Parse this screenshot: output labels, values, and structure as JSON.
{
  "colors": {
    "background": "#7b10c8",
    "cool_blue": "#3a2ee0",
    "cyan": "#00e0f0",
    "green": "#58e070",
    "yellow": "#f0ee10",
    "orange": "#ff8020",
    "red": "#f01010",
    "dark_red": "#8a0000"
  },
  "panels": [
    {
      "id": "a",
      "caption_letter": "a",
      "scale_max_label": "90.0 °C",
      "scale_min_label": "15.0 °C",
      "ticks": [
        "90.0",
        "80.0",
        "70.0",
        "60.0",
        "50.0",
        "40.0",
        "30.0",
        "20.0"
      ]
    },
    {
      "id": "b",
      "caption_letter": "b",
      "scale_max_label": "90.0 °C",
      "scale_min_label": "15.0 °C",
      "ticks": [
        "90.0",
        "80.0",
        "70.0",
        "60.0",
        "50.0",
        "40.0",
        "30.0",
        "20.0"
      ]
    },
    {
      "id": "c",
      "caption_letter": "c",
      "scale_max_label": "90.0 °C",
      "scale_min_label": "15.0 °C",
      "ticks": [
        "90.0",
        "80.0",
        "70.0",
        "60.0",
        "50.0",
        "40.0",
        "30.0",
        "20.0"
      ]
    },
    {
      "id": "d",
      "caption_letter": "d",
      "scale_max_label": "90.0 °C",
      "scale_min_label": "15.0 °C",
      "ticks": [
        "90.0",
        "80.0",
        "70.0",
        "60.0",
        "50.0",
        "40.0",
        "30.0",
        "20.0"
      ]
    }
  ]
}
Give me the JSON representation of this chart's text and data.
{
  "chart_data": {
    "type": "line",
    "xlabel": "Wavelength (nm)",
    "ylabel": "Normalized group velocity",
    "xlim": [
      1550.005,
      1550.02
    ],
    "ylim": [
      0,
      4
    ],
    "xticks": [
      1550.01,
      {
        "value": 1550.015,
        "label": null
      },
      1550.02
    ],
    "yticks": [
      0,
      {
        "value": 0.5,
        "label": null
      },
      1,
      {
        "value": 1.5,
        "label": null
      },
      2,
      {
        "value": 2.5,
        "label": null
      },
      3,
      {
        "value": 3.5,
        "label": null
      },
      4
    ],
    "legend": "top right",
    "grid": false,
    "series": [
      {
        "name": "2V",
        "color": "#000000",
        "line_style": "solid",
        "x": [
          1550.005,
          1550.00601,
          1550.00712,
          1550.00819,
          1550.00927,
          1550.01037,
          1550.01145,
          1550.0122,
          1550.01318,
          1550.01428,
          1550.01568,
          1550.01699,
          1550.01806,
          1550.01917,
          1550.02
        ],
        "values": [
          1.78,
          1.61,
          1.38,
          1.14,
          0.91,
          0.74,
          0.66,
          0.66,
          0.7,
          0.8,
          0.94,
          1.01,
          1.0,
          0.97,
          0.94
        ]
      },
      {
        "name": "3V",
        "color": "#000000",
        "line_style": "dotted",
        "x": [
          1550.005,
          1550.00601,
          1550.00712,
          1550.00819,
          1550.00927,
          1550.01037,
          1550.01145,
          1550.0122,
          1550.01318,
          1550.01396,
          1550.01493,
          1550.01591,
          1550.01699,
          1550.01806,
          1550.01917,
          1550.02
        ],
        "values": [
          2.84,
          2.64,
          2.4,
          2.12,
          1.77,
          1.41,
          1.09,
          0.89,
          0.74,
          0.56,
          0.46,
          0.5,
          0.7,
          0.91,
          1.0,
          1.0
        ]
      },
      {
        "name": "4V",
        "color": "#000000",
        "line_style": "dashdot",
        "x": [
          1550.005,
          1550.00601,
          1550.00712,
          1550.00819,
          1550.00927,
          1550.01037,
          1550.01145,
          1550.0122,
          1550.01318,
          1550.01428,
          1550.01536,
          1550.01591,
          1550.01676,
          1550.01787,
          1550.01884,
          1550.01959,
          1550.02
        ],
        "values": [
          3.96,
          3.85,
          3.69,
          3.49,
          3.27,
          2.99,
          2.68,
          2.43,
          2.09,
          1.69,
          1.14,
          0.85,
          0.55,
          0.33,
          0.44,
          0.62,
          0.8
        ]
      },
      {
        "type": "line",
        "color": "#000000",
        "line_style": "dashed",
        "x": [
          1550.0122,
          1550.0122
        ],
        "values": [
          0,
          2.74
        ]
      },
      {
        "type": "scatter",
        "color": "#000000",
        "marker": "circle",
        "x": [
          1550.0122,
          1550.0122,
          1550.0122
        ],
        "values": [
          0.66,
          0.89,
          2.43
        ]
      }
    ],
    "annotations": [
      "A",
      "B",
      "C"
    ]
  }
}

→ **Requirements**
Return each line with "this".

→ **Reply**
Parse this screenshot: output labels, values, and structure as JSON.
Give me the JSON representation of this chart's text and data.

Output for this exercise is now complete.